Task input →
++++++++++++++++++++

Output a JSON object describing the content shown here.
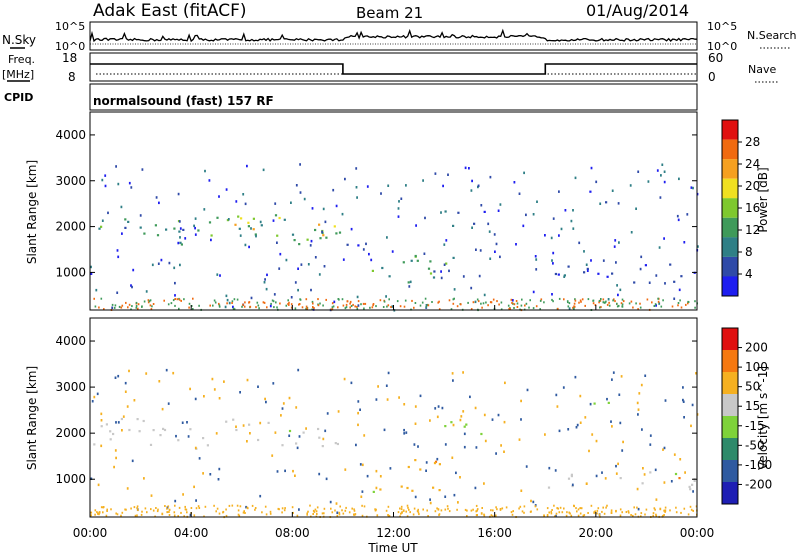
{
  "header": {
    "station": "Adak East (fitACF)",
    "beam": "Beam 21",
    "date": "01/Aug/2014"
  },
  "noise_panel": {
    "left_label": "N.Sky",
    "right_label": "N.Search",
    "left_top_tick": "10^5",
    "left_bottom_tick": "10^0",
    "right_top_tick": "10^5",
    "right_bottom_tick": "10^0"
  },
  "freq_panel": {
    "left_label_1": "Freq.",
    "left_label_2": "[MHz]",
    "left_ticks": [
      "18",
      "8"
    ],
    "right_label": "Nave",
    "right_ticks": [
      "60",
      "0"
    ],
    "freq_segments": [
      {
        "from": 0,
        "to": 10,
        "level": "high"
      },
      {
        "from": 10,
        "to": 18,
        "level": "low"
      },
      {
        "from": 18,
        "to": 24,
        "level": "high"
      }
    ]
  },
  "cpid": {
    "label": "CPID",
    "text": "normalsound (fast) 157 RF"
  },
  "chart_data": [
    {
      "type": "heatmap",
      "name": "power",
      "ylabel": "Slant Range [km]",
      "xlabel": "",
      "xlim": [
        0,
        24
      ],
      "ylim": [
        180,
        4500
      ],
      "yticks": [
        1000,
        2000,
        3000,
        4000
      ],
      "xticks": [
        "00:00",
        "04:00",
        "08:00",
        "12:00",
        "16:00",
        "20:00",
        "00:00"
      ],
      "colorbar": {
        "label": "Power [dB]",
        "ticks": [
          "4",
          "8",
          "12",
          "16",
          "20",
          "24",
          "28"
        ],
        "colors": [
          "#1e1ef0",
          "#2f4aa8",
          "#2f7f86",
          "#3f9a5a",
          "#7ec82e",
          "#f0e020",
          "#f5a020",
          "#f06a10",
          "#e01010"
        ]
      },
      "regions": [
        {
          "t0": 0.0,
          "t1": 10.0,
          "r0": 1750,
          "r1": 2300,
          "level": 0.35
        },
        {
          "t0": 5.5,
          "t1": 10.0,
          "r0": 1800,
          "r1": 2250,
          "level": 0.6
        },
        {
          "t0": 10.0,
          "t1": 10.6,
          "r0": 1300,
          "r1": 2000,
          "level": 0.2
        },
        {
          "t0": 11.0,
          "t1": 15.0,
          "r0": 800,
          "r1": 1400,
          "level": 0.35
        },
        {
          "t0": 14.0,
          "t1": 15.6,
          "r0": 1900,
          "r1": 2400,
          "level": 0.2
        },
        {
          "t0": 18.0,
          "t1": 23.9,
          "r0": 800,
          "r1": 1200,
          "level": 0.15
        },
        {
          "t0": 19.5,
          "t1": 20.6,
          "r0": 2500,
          "r1": 2800,
          "level": 0.15
        }
      ]
    },
    {
      "type": "heatmap",
      "name": "velocity",
      "ylabel": "Slant Range [km]",
      "xlabel": "Time UT",
      "xlim": [
        0,
        24
      ],
      "ylim": [
        180,
        4500
      ],
      "yticks": [
        1000,
        2000,
        3000,
        4000
      ],
      "xticks": [
        "00:00",
        "04:00",
        "08:00",
        "12:00",
        "16:00",
        "20:00",
        "00:00"
      ],
      "colorbar": {
        "label": "Velocity [m s^-1]",
        "ticks": [
          "200",
          "100",
          "50",
          "15",
          "-15",
          "-50",
          "-100",
          "-200"
        ],
        "colors": [
          "#1e1eb4",
          "#2f5aa0",
          "#2e8a6a",
          "#7ed23a",
          "#c8c8c8",
          "#f5b020",
          "#f57810",
          "#e01010"
        ]
      },
      "regions": [
        {
          "t0": 0.0,
          "t1": 10.0,
          "r0": 1750,
          "r1": 2300,
          "level": "grey"
        },
        {
          "t0": 11.4,
          "t1": 13.8,
          "r0": 700,
          "r1": 1450,
          "level": "orange"
        },
        {
          "t0": 11.0,
          "t1": 11.8,
          "r0": 700,
          "r1": 950,
          "level": "green"
        },
        {
          "t0": 11.7,
          "t1": 12.2,
          "r0": 1750,
          "r1": 1900,
          "level": "blue"
        },
        {
          "t0": 14.0,
          "t1": 15.6,
          "r0": 1900,
          "r1": 2400,
          "level": "green"
        },
        {
          "t0": 18.0,
          "t1": 23.9,
          "r0": 800,
          "r1": 1200,
          "level": "grey"
        },
        {
          "t0": 19.5,
          "t1": 20.6,
          "r0": 2500,
          "r1": 2900,
          "level": "green"
        }
      ]
    }
  ]
}
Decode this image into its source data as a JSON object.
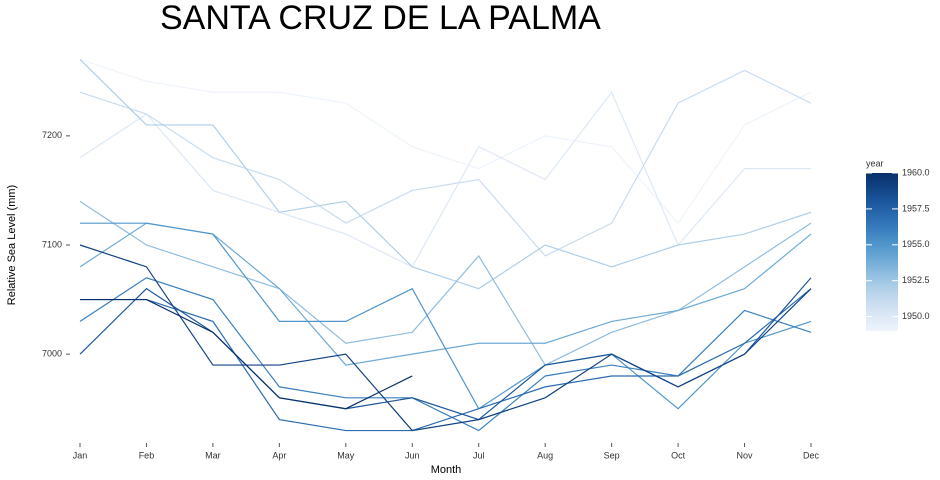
{
  "chart_data": {
    "type": "line",
    "title": "SANTA CRUZ DE LA PALMA",
    "x_label": "Month",
    "y_label": "Relative Sea Level (mm)",
    "categories": [
      "Jan",
      "Feb",
      "Mar",
      "Apr",
      "May",
      "Jun",
      "Jul",
      "Aug",
      "Sep",
      "Oct",
      "Nov",
      "Dec"
    ],
    "ylim": [
      6925,
      7275
    ],
    "yticks": [
      7000,
      7100,
      7200
    ],
    "series": [
      {
        "name": "1949",
        "color": "#eef4fb",
        "values": [
          7270,
          7250,
          7240,
          7240,
          7230,
          7190,
          7170,
          7200,
          7190,
          7120,
          7210,
          7240
        ]
      },
      {
        "name": "1950",
        "color": "#dde9f6",
        "values": [
          7180,
          7220,
          7150,
          7130,
          7110,
          7080,
          7190,
          7160,
          7240,
          7100,
          7170,
          7170
        ]
      },
      {
        "name": "1951",
        "color": "#c9dcf0",
        "values": [
          7240,
          7220,
          7180,
          7160,
          7120,
          7150,
          7160,
          7090,
          7120,
          7230,
          7260,
          7230
        ]
      },
      {
        "name": "1952",
        "color": "#afcfe8",
        "values": [
          7270,
          7210,
          7210,
          7130,
          7140,
          7080,
          7060,
          7100,
          7080,
          7100,
          7110,
          7130
        ]
      },
      {
        "name": "1953",
        "color": "#8fbddf",
        "values": [
          7140,
          7100,
          7080,
          7060,
          7010,
          7020,
          7090,
          6990,
          7020,
          7040,
          7080,
          7120
        ]
      },
      {
        "name": "1954",
        "color": "#6eaad6",
        "values": [
          7080,
          7120,
          7110,
          7060,
          6990,
          7000,
          7010,
          7010,
          7030,
          7040,
          7060,
          7110
        ]
      },
      {
        "name": "1955",
        "color": "#5196cb",
        "values": [
          7120,
          7120,
          7110,
          7030,
          7030,
          7060,
          6950,
          6990,
          7000,
          6950,
          7010,
          7030
        ]
      },
      {
        "name": "1956",
        "color": "#3a80bf",
        "values": [
          7030,
          7070,
          7050,
          6970,
          6960,
          6960,
          6930,
          6980,
          6990,
          6980,
          7040,
          7020
        ]
      },
      {
        "name": "1957",
        "color": "#2a6bb0",
        "values": [
          7050,
          7050,
          7030,
          6940,
          6930,
          6930,
          6950,
          6970,
          6980,
          6980,
          7010,
          7060
        ]
      },
      {
        "name": "1958",
        "color": "#1c579c",
        "values": [
          7000,
          7060,
          7020,
          6960,
          6950,
          6960,
          6940,
          6990,
          7000,
          6970,
          7000,
          7070
        ]
      },
      {
        "name": "1959",
        "color": "#114384",
        "values": [
          7100,
          7080,
          6990,
          6990,
          7000,
          6930,
          6940,
          6960,
          7000,
          6970,
          7000,
          7060
        ]
      },
      {
        "name": "1960",
        "color": "#08306b",
        "values": [
          7050,
          7050,
          7020,
          6960,
          6950,
          6980,
          null,
          null,
          null,
          null,
          null,
          null
        ]
      }
    ],
    "legend": {
      "title": "year",
      "range": [
        1949,
        1960
      ],
      "ticks": [
        {
          "value": 1950,
          "label": "1950.0"
        },
        {
          "value": 1952.5,
          "label": "1952.5"
        },
        {
          "value": 1955,
          "label": "1955.0"
        },
        {
          "value": 1957.5,
          "label": "1957.5"
        },
        {
          "value": 1960,
          "label": "1960.0"
        }
      ]
    }
  }
}
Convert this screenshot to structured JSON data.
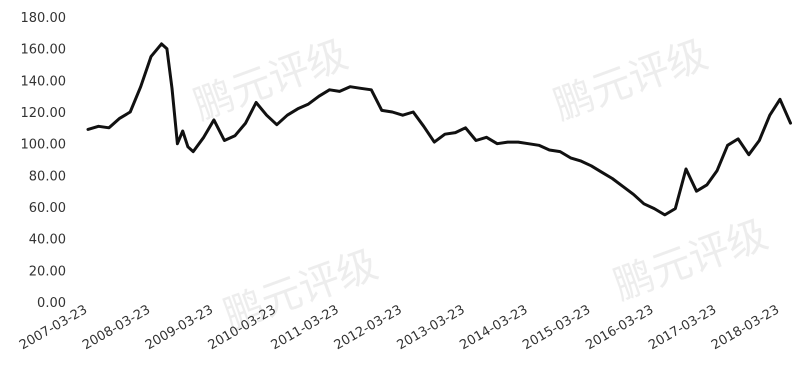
{
  "chart_data": {
    "type": "line",
    "title": "",
    "xlabel": "",
    "ylabel": "",
    "ylim": [
      0,
      180
    ],
    "y_ticks": [
      "0.00",
      "20.00",
      "40.00",
      "60.00",
      "80.00",
      "100.00",
      "120.00",
      "140.00",
      "160.00",
      "180.00"
    ],
    "x_ticks": [
      "2007-03-23",
      "2008-03-23",
      "2009-03-23",
      "2010-03-23",
      "2011-03-23",
      "2012-03-23",
      "2013-03-23",
      "2014-03-23",
      "2015-03-23",
      "2016-03-23",
      "2017-03-23",
      "2018-03-23"
    ],
    "grid": false,
    "line_color": "#111111",
    "series": [
      {
        "x": [
          "2007-03-23",
          "2007-05-23",
          "2007-07-23",
          "2007-09-23",
          "2007-11-23",
          "2008-01-23",
          "2008-03-23",
          "2008-05-23",
          "2008-06-23",
          "2008-07-23",
          "2008-08-23",
          "2008-09-23",
          "2008-10-23",
          "2008-11-23",
          "2009-01-23",
          "2009-03-23",
          "2009-05-23",
          "2009-07-23",
          "2009-09-23",
          "2009-11-23",
          "2010-01-23",
          "2010-03-23",
          "2010-05-23",
          "2010-07-23",
          "2010-09-23",
          "2010-11-23",
          "2011-01-23",
          "2011-03-23",
          "2011-05-23",
          "2011-07-23",
          "2011-09-23",
          "2011-11-23",
          "2012-01-23",
          "2012-03-23",
          "2012-05-23",
          "2012-07-23",
          "2012-09-23",
          "2012-11-23",
          "2013-01-23",
          "2013-03-23",
          "2013-05-23",
          "2013-07-23",
          "2013-09-23",
          "2013-11-23",
          "2014-01-23",
          "2014-03-23",
          "2014-05-23",
          "2014-07-23",
          "2014-09-23",
          "2014-11-23",
          "2015-01-23",
          "2015-03-23",
          "2015-05-23",
          "2015-07-23",
          "2015-09-23",
          "2015-11-23",
          "2016-01-23",
          "2016-03-23",
          "2016-05-23",
          "2016-07-23",
          "2016-09-23",
          "2016-11-23",
          "2017-01-23",
          "2017-03-23",
          "2017-05-23",
          "2017-07-23",
          "2017-09-23",
          "2017-11-23",
          "2018-01-23",
          "2018-03-23",
          "2018-05-23"
        ],
        "values": [
          109,
          111,
          110,
          116,
          120,
          136,
          155,
          163,
          160,
          135,
          100,
          108,
          98,
          95,
          104,
          115,
          102,
          105,
          113,
          126,
          118,
          112,
          118,
          122,
          125,
          130,
          134,
          133,
          136,
          135,
          134,
          121,
          120,
          118,
          120,
          111,
          101,
          106,
          107,
          110,
          102,
          104,
          100,
          101,
          101,
          100,
          99,
          96,
          95,
          91,
          89,
          86,
          82,
          78,
          73,
          68,
          62,
          59,
          55,
          59,
          84,
          70,
          74,
          83,
          99,
          103,
          93,
          102,
          118,
          128,
          113
        ]
      }
    ]
  },
  "watermark": {
    "text": "鹏元评级"
  }
}
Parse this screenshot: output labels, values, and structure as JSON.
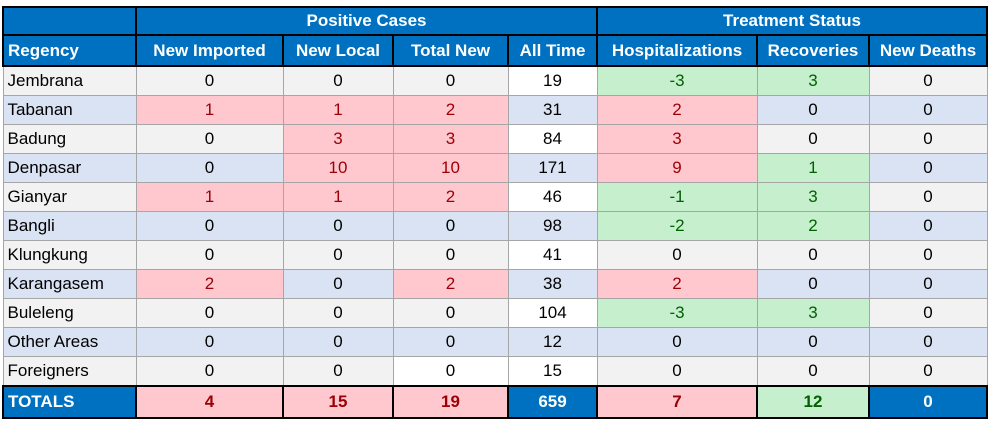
{
  "headers": {
    "group_positive": "Positive Cases",
    "group_treatment": "Treatment Status",
    "columns": [
      "Regency",
      "New Imported",
      "New Local",
      "Total New",
      "All Time",
      "Hospitalizations",
      "Recoveries",
      "New Deaths"
    ]
  },
  "rows": [
    {
      "name": "Jembrana",
      "values": [
        "0",
        "0",
        "0",
        "19",
        "-3",
        "3",
        "0"
      ],
      "status": [
        "",
        "",
        "",
        "white",
        "green",
        "green",
        ""
      ]
    },
    {
      "name": "Tabanan",
      "values": [
        "1",
        "1",
        "2",
        "31",
        "2",
        "0",
        "0"
      ],
      "status": [
        "red",
        "red",
        "red",
        "",
        "red",
        "",
        ""
      ]
    },
    {
      "name": "Badung",
      "values": [
        "0",
        "3",
        "3",
        "84",
        "3",
        "0",
        "0"
      ],
      "status": [
        "",
        "red",
        "red",
        "white",
        "red",
        "",
        ""
      ]
    },
    {
      "name": "Denpasar",
      "values": [
        "0",
        "10",
        "10",
        "171",
        "9",
        "1",
        "0"
      ],
      "status": [
        "",
        "red",
        "red",
        "",
        "red",
        "green",
        ""
      ]
    },
    {
      "name": "Gianyar",
      "values": [
        "1",
        "1",
        "2",
        "46",
        "-1",
        "3",
        "0"
      ],
      "status": [
        "red",
        "red",
        "red",
        "white",
        "green",
        "green",
        ""
      ]
    },
    {
      "name": "Bangli",
      "values": [
        "0",
        "0",
        "0",
        "98",
        "-2",
        "2",
        "0"
      ],
      "status": [
        "",
        "",
        "",
        "",
        "green",
        "green",
        ""
      ]
    },
    {
      "name": "Klungkung",
      "values": [
        "0",
        "0",
        "0",
        "41",
        "0",
        "0",
        "0"
      ],
      "status": [
        "",
        "",
        "",
        "white",
        "",
        "",
        ""
      ]
    },
    {
      "name": "Karangasem",
      "values": [
        "2",
        "0",
        "2",
        "38",
        "2",
        "0",
        "0"
      ],
      "status": [
        "red",
        "",
        "red",
        "",
        "red",
        "",
        ""
      ]
    },
    {
      "name": "Buleleng",
      "values": [
        "0",
        "0",
        "0",
        "104",
        "-3",
        "3",
        "0"
      ],
      "status": [
        "",
        "",
        "",
        "white",
        "green",
        "green",
        ""
      ]
    },
    {
      "name": "Other Areas",
      "values": [
        "0",
        "0",
        "0",
        "12",
        "0",
        "0",
        "0"
      ],
      "status": [
        "",
        "",
        "",
        "",
        "",
        "",
        ""
      ]
    },
    {
      "name": "Foreigners",
      "values": [
        "0",
        "0",
        "0",
        "15",
        "0",
        "0",
        "0"
      ],
      "status": [
        "",
        "",
        "white",
        "white",
        "",
        "",
        ""
      ]
    }
  ],
  "totals": {
    "label": "TOTALS",
    "values": [
      "4",
      "15",
      "19",
      "659",
      "7",
      "12",
      "0"
    ],
    "status": [
      "red",
      "red",
      "red",
      "blue",
      "red",
      "green",
      "blue"
    ]
  },
  "colors": {
    "header_blue": "#0070c0",
    "positive_fill": "#ffc7ce",
    "positive_text": "#9c0006",
    "negative_fill": "#c6efce",
    "negative_text": "#006100",
    "stripe_gray": "#f2f2f2",
    "stripe_blue": "#dae3f3"
  }
}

++++++++++++++++++++

Exercise requirements →
Find the lines above holding the word "title" and show them.

Written response →
    "title": "SANTA CRUZ DE LA PALMA",
      "title": "year",
    "title": "",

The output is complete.